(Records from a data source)
— begin —
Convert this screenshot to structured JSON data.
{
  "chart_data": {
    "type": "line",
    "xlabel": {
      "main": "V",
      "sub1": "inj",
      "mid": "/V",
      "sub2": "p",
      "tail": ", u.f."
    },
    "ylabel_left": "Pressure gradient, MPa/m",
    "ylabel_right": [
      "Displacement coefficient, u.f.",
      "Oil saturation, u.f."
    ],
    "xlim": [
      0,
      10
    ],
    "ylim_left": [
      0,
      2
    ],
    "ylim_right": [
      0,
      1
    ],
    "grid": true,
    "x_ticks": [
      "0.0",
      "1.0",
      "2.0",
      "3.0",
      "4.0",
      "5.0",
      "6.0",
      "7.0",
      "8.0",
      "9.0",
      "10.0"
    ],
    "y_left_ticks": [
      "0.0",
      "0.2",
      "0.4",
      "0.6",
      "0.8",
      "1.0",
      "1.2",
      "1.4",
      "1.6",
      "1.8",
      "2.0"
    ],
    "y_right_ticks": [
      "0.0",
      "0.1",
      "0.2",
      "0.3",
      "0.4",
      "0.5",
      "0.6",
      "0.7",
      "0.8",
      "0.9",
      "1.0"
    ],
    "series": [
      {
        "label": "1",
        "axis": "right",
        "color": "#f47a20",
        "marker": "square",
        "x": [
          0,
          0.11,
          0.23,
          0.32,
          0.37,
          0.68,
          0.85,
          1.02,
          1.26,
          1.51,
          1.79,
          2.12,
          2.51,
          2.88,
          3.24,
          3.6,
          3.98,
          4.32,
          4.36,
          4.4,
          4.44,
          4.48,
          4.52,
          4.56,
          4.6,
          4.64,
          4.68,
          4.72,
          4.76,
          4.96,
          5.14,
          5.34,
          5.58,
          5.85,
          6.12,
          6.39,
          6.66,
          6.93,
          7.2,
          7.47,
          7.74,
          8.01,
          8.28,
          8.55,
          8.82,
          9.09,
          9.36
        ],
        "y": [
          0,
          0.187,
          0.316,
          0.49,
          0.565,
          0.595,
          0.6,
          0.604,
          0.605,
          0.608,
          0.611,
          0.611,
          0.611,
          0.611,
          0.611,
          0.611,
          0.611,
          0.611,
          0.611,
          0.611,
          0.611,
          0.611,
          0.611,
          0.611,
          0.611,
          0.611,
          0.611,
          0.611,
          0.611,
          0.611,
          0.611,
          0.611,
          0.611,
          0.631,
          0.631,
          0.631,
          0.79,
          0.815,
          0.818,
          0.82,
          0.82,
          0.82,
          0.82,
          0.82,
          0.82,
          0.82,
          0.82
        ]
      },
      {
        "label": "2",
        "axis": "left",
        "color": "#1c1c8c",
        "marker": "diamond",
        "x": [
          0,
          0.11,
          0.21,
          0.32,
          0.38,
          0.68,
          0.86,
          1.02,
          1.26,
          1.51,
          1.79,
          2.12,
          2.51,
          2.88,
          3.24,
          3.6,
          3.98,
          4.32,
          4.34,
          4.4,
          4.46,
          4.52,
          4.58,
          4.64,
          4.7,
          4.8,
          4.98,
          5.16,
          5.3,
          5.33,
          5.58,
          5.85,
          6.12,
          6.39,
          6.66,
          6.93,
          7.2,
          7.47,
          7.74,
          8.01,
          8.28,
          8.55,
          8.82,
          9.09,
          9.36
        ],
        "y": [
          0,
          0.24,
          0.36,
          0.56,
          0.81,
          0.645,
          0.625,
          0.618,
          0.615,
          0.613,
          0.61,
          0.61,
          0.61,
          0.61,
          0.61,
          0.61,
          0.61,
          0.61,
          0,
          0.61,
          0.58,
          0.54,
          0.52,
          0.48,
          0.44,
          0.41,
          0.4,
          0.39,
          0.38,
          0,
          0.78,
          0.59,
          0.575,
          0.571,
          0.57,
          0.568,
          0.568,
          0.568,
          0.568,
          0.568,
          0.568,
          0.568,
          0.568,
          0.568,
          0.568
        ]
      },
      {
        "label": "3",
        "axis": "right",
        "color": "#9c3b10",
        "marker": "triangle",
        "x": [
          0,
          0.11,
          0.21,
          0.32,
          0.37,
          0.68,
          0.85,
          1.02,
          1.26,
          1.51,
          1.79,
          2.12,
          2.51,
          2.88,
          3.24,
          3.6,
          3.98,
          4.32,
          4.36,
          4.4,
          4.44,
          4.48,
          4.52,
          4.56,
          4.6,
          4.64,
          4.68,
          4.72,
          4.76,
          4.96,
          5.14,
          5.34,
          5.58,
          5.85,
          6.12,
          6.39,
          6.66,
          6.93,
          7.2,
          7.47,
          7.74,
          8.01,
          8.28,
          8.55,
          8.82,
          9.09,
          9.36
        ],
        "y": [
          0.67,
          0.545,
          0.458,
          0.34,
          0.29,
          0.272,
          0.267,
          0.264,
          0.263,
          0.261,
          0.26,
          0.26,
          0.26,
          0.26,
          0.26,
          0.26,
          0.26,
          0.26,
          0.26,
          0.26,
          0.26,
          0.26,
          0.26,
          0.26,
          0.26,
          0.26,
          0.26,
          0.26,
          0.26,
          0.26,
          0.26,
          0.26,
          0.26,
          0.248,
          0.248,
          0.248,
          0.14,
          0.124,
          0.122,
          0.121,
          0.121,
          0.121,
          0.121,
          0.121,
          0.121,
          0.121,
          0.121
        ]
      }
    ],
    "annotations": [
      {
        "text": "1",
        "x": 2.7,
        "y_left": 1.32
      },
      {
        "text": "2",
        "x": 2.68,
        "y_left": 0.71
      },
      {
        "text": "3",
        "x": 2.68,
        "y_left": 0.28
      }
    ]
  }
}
— end —
=== Aim of the task ===
Tally the lines of the listing in which the word "marker" occurs, and state the total alone.

=== Result for this exercise ===
3